» Task objective: Keep only the lines where "name" appears.

***** Input data *****

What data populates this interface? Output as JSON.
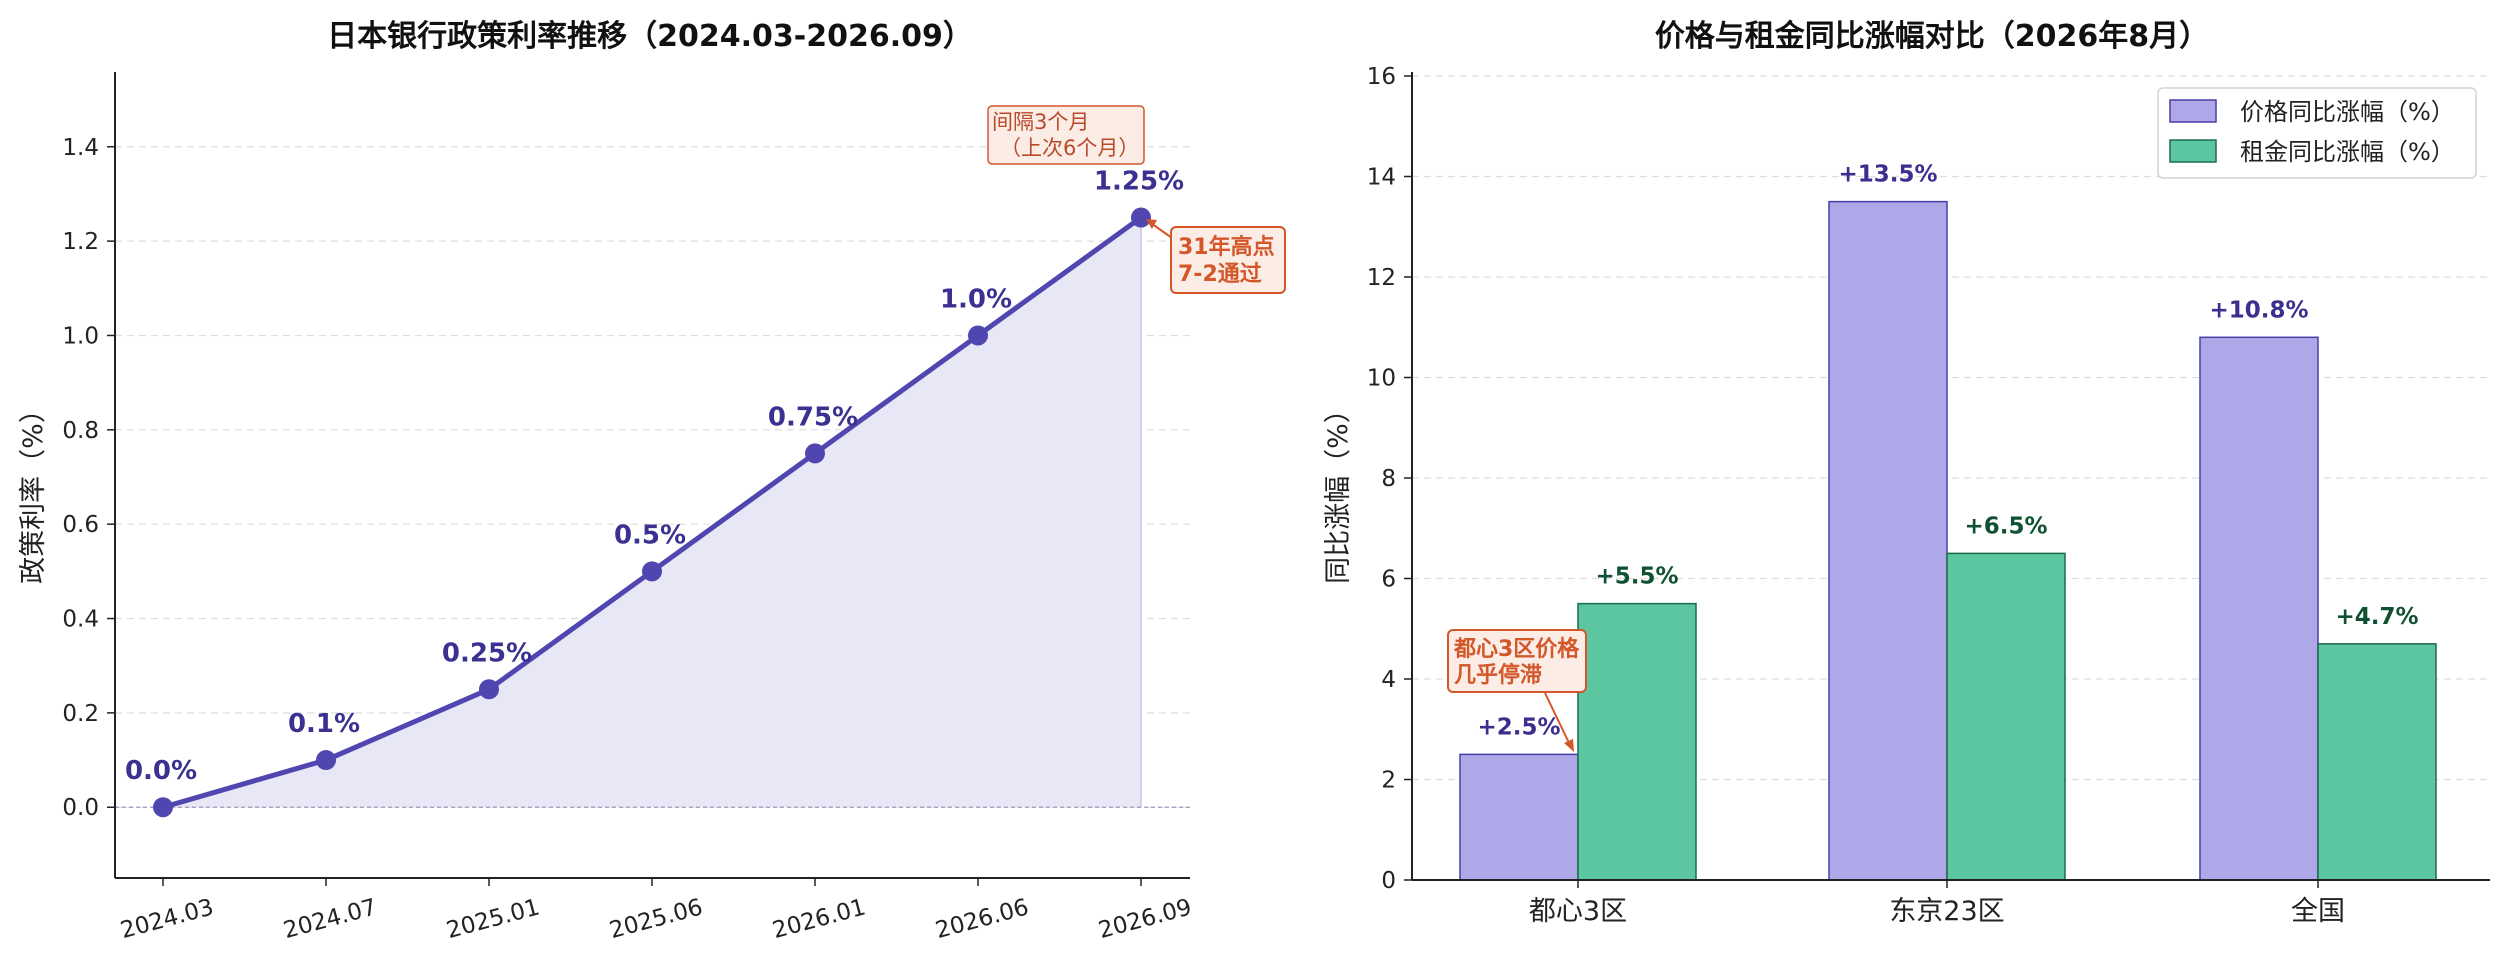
{
  "chart_data": [
    {
      "type": "line",
      "title": "日本银行政策利率推移（2024.03-2026.09）",
      "ylabel": "政策利率（%）",
      "xlabel": "",
      "x": [
        "2024.03",
        "2024.07",
        "2025.01",
        "2025.06",
        "2026.01",
        "2026.06",
        "2026.09"
      ],
      "values": [
        0.0,
        0.1,
        0.25,
        0.5,
        0.75,
        1.0,
        1.25
      ],
      "data_labels": [
        "0.0%",
        "0.1%",
        "0.25%",
        "0.5%",
        "0.75%",
        "1.0%",
        "1.25%"
      ],
      "ylim": [
        -0.15,
        1.55
      ],
      "yticks": [
        "0.0",
        "0.2",
        "0.4",
        "0.6",
        "0.8",
        "1.0",
        "1.2",
        "1.4"
      ],
      "grid": "horizontal dashed",
      "area_fill": true,
      "colors": {
        "line": "#4f46b0",
        "fill": "#e8e7f5",
        "annotation": "#d4572a"
      },
      "annotations": {
        "peak_line1": "31年高点",
        "peak_line2": "7-2通过",
        "interval_line1": "间隔3个月",
        "interval_line2": "（上次6个月）"
      }
    },
    {
      "type": "bar",
      "title": "价格与租金同比涨幅对比（2026年8月）",
      "ylabel": "同比涨幅（%）",
      "xlabel": "",
      "categories": [
        "都心3区",
        "东京23区",
        "全国"
      ],
      "series": [
        {
          "name": "价格同比涨幅（%）",
          "values": [
            2.5,
            13.5,
            10.8
          ],
          "labels": [
            "+2.5%",
            "+13.5%",
            "+10.8%"
          ],
          "color": "#afa8e8",
          "edge": "#4a3fa6"
        },
        {
          "name": "租金同比涨幅（%）",
          "values": [
            5.5,
            6.5,
            4.7
          ],
          "labels": [
            "+5.5%",
            "+6.5%",
            "+4.7%"
          ],
          "color": "#5cc6a0",
          "edge": "#1d6b4d"
        }
      ],
      "ylim": [
        0,
        16
      ],
      "yticks": [
        "0",
        "2",
        "4",
        "6",
        "8",
        "10",
        "12",
        "14",
        "16"
      ],
      "grid": "horizontal dashed",
      "legend": "top-right",
      "annotations": {
        "stall_line1": "都心3区价格",
        "stall_line2": "几乎停滞"
      }
    }
  ]
}
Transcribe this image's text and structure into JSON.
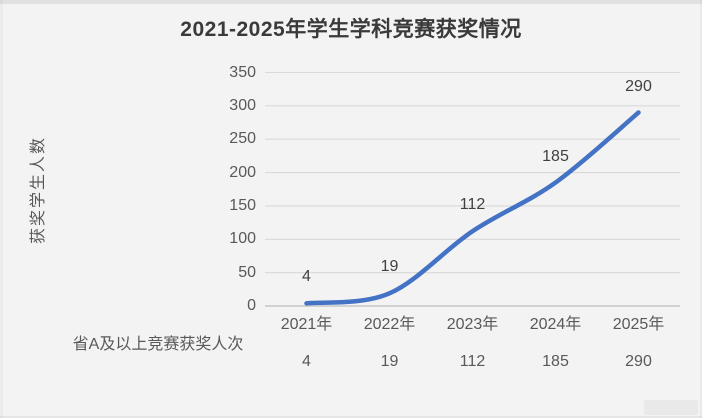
{
  "chart_data": {
    "type": "line",
    "title": "2021-2025年学生学科竞赛获奖情况",
    "ylabel": "获奖学生人数",
    "xlabel": "",
    "categories": [
      "2021年",
      "2022年",
      "2023年",
      "2024年",
      "2025年"
    ],
    "series": [
      {
        "name": "省A及以上竞赛获奖人次",
        "values": [
          4,
          19,
          112,
          185,
          290
        ]
      }
    ],
    "ylim": [
      0,
      350
    ],
    "yticks": [
      0,
      50,
      100,
      150,
      200,
      250,
      300,
      350
    ],
    "grid": "horizontal",
    "legend": "none",
    "smooth_line": true,
    "data_labels": "above-points",
    "data_table_shown": true,
    "colors": {
      "line": "#4472C4",
      "grid": "#d9d9d9",
      "axis": "#c6c6c6",
      "tick_text": "#595959",
      "data_label_text": "#404040",
      "title_text": "#3a3a3a",
      "background": "#f3f3f3"
    }
  }
}
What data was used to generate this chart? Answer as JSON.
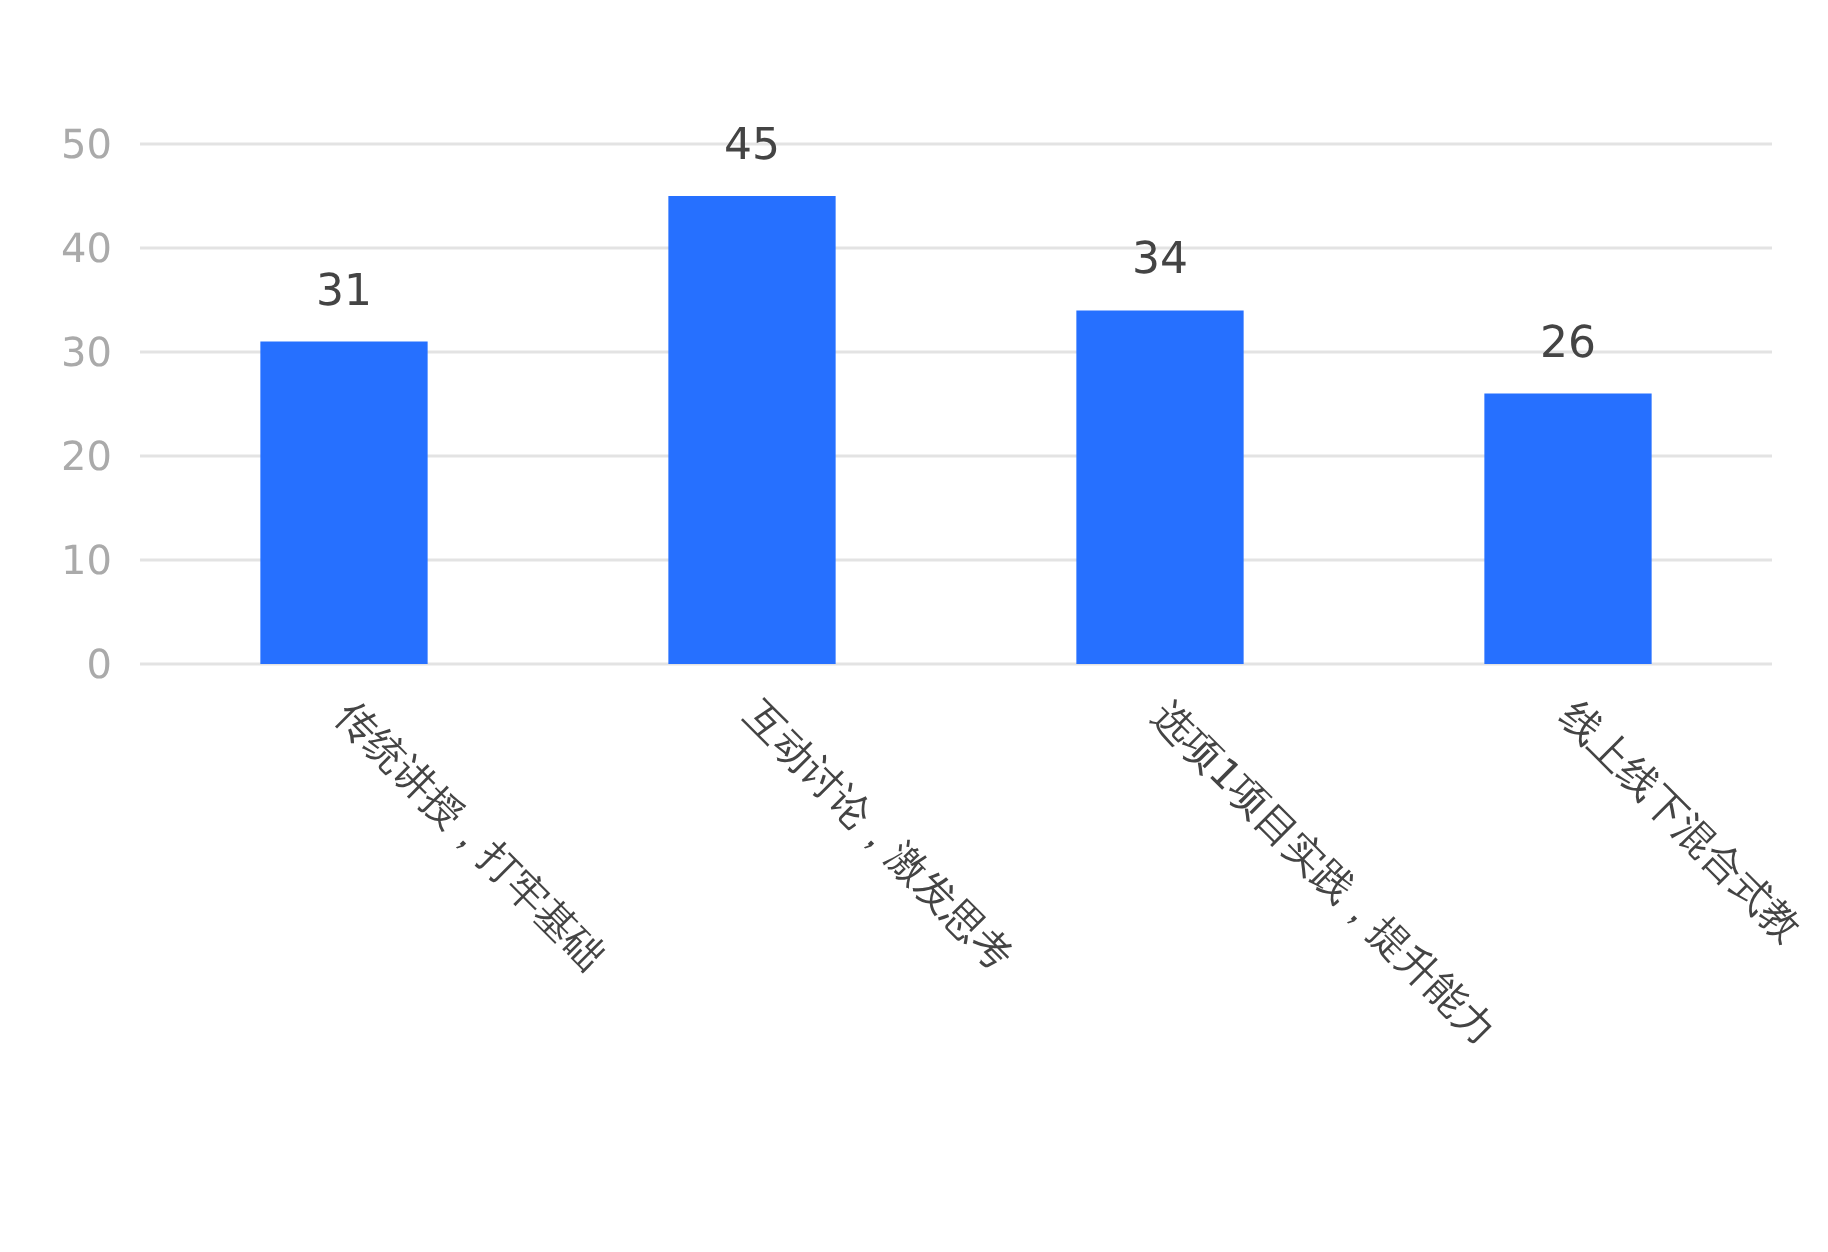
{
  "chart_data": {
    "type": "bar",
    "categories": [
      "传统讲授，打牢基础",
      "互动讨论，激发思考",
      "选项1项目实践，提升能力",
      "线上线下混合式教"
    ],
    "values": [
      31,
      45,
      34,
      26
    ],
    "color": "#2670ff",
    "ylim": [
      0,
      50
    ],
    "yticks": [
      0,
      10,
      20,
      30,
      40,
      50
    ],
    "grid": "y",
    "data_labels": true
  }
}
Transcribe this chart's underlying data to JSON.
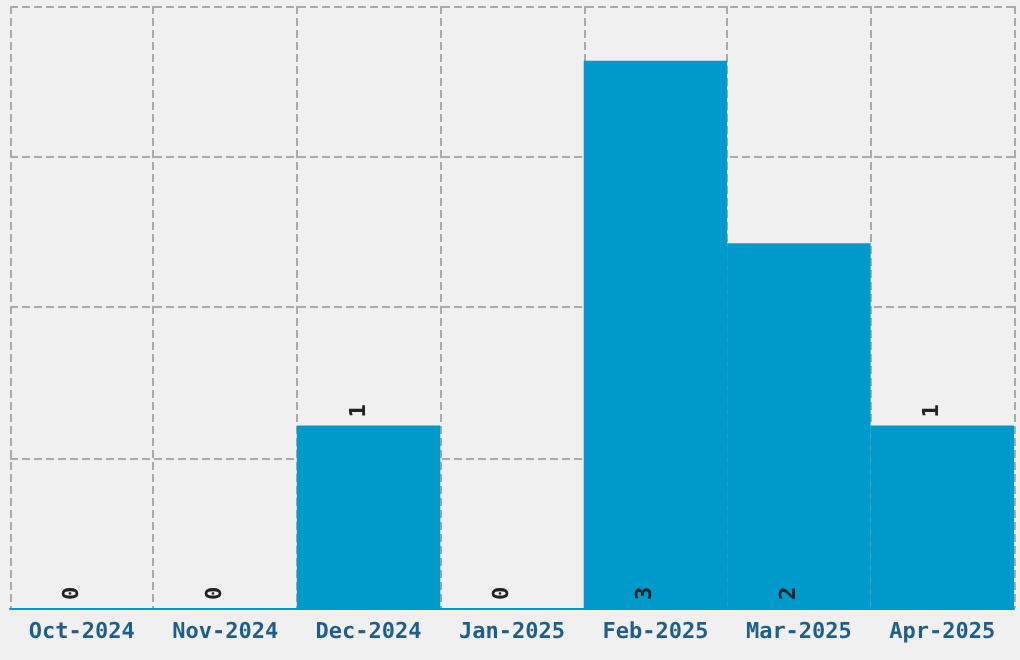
{
  "chart_data": {
    "type": "bar",
    "categories": [
      "Oct-2024",
      "Nov-2024",
      "Dec-2024",
      "Jan-2025",
      "Feb-2025",
      "Mar-2025",
      "Apr-2025"
    ],
    "values": [
      0,
      0,
      1,
      0,
      3,
      2,
      1
    ],
    "color": "#0099cc",
    "ylim": [
      0,
      3.3
    ],
    "yticks": [
      {
        "value": 0,
        "label": null
      },
      {
        "value": 0.825,
        "label": null
      },
      {
        "value": 1.65,
        "label": null
      },
      {
        "value": 2.475,
        "label": null
      },
      {
        "value": 3.3,
        "label": null
      }
    ],
    "grid": true,
    "data_labels": true,
    "tick_labels": "x"
  }
}
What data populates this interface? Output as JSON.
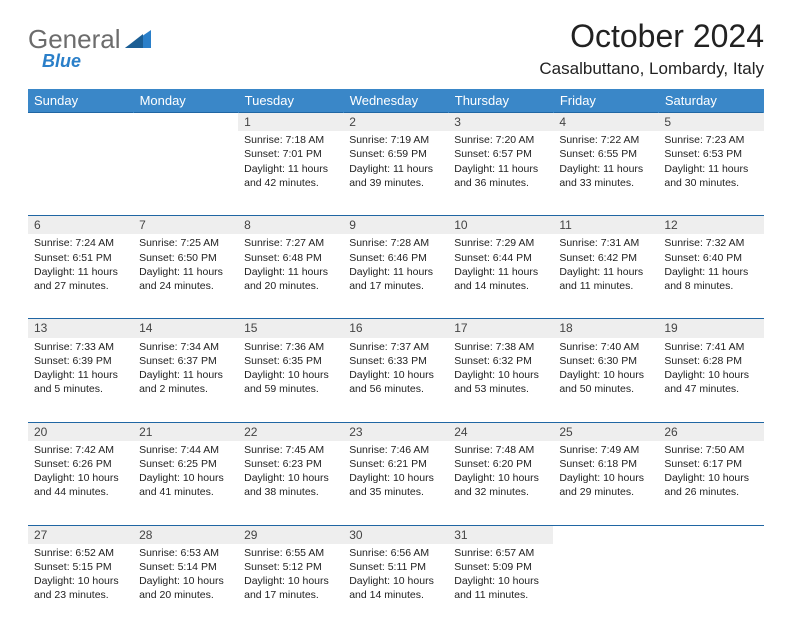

*****

» Worked solution:
          "name": "价格同比涨幅（%）",
          "name": "租金同比涨幅（%）",
        "name": "省A及以上竞赛获奖人次",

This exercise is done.